═══ SUPPLIED MATERIAL

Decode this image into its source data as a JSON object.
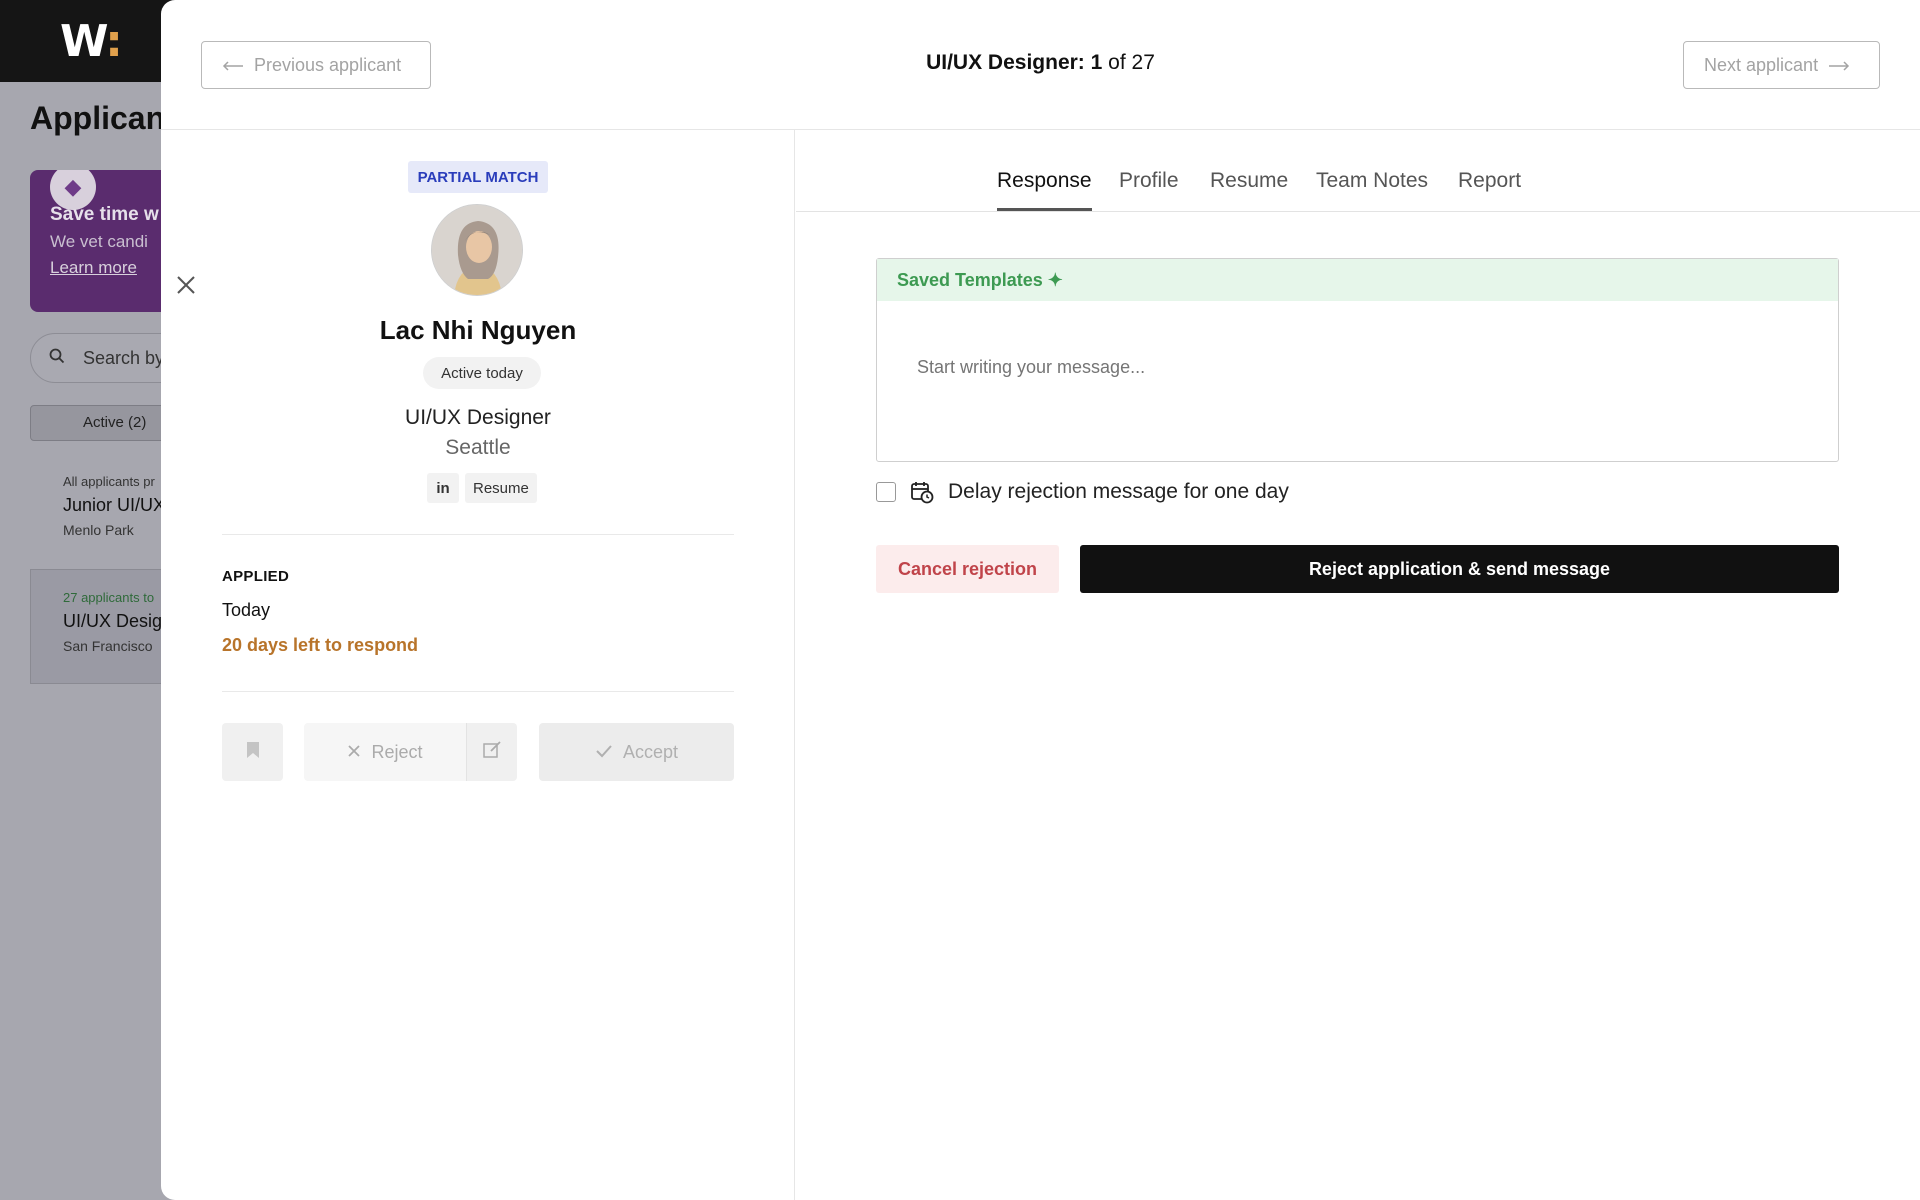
{
  "background": {
    "logo": "W",
    "logo_dots": ":",
    "page_title": "Applican",
    "promo": {
      "title": "Save time w",
      "text": "We vet candi",
      "link": "Learn more"
    },
    "search_placeholder": "Search by",
    "filter_chip": "Active (2)",
    "jobs": [
      {
        "meta": "All applicants pr",
        "title": "Junior UI/UX",
        "location": "Menlo Park"
      },
      {
        "meta": "27 applicants to",
        "title": "UI/UX Desig",
        "location": "San Francisco"
      }
    ]
  },
  "header": {
    "prev_label": "Previous applicant",
    "next_label": "Next applicant",
    "title_role": "UI/UX Designer:",
    "title_index": "1",
    "title_of": "of 27"
  },
  "candidate": {
    "match_badge": "PARTIAL MATCH",
    "name": "Lac Nhi Nguyen",
    "activity": "Active today",
    "role": "UI/UX Designer",
    "city": "Seattle",
    "linkedin_label": "in",
    "resume_label": "Resume",
    "applied_label": "APPLIED",
    "applied_value": "Today",
    "days_left": "20 days left to respond",
    "reject_label": "Reject",
    "accept_label": "Accept"
  },
  "tabs": [
    "Response",
    "Profile",
    "Resume",
    "Team Notes",
    "Report"
  ],
  "active_tab": "Response",
  "response": {
    "templates_label": "Saved Templates ✦",
    "message_placeholder": "Start writing your message...",
    "delay_label": "Delay rejection message for one day",
    "cancel_label": "Cancel rejection",
    "send_label": "Reject application & send message"
  },
  "colors": {
    "match_badge_bg": "#e6e9f9",
    "match_badge_text": "#2a3dbb",
    "days_left": "#b8742a",
    "templates_green": "#3d9a52",
    "cancel_red": "#c0444a",
    "primary_black": "#111111"
  }
}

══════

SET EXERCISE: Drop the images and quote the entries word for word.

RESULT OF THIS TASK:
Decode this image into its source data as a JSON object.
{
  "background": {
    "logo": "W",
    "logo_dots": ":",
    "page_title": "Applican",
    "promo": {
      "title": "Save time w",
      "text": "We vet candi",
      "link": "Learn more"
    },
    "search_placeholder": "Search by",
    "filter_chip": "Active (2)",
    "jobs": [
      {
        "meta": "All applicants pr",
        "title": "Junior UI/UX",
        "location": "Menlo Park"
      },
      {
        "meta": "27 applicants to",
        "title": "UI/UX Desig",
        "location": "San Francisco"
      }
    ]
  },
  "header": {
    "prev_label": "Previous applicant",
    "next_label": "Next applicant",
    "title_role": "UI/UX Designer:",
    "title_index": "1",
    "title_of": "of 27"
  },
  "candidate": {
    "match_badge": "PARTIAL MATCH",
    "name": "Lac Nhi Nguyen",
    "activity": "Active today",
    "role": "UI/UX Designer",
    "city": "Seattle",
    "linkedin_label": "in",
    "resume_label": "Resume",
    "applied_label": "APPLIED",
    "applied_value": "Today",
    "days_left": "20 days left to respond",
    "reject_label": "Reject",
    "accept_label": "Accept"
  },
  "tabs": [
    "Response",
    "Profile",
    "Resume",
    "Team Notes",
    "Report"
  ],
  "active_tab": "Response",
  "response": {
    "templates_label": "Saved Templates ✦",
    "message_placeholder": "Start writing your message...",
    "delay_label": "Delay rejection message for one day",
    "cancel_label": "Cancel rejection",
    "send_label": "Reject application & send message"
  },
  "colors": {
    "match_badge_bg": "#e6e9f9",
    "match_badge_text": "#2a3dbb",
    "days_left": "#b8742a",
    "templates_green": "#3d9a52",
    "cancel_red": "#c0444a",
    "primary_black": "#111111"
  }
}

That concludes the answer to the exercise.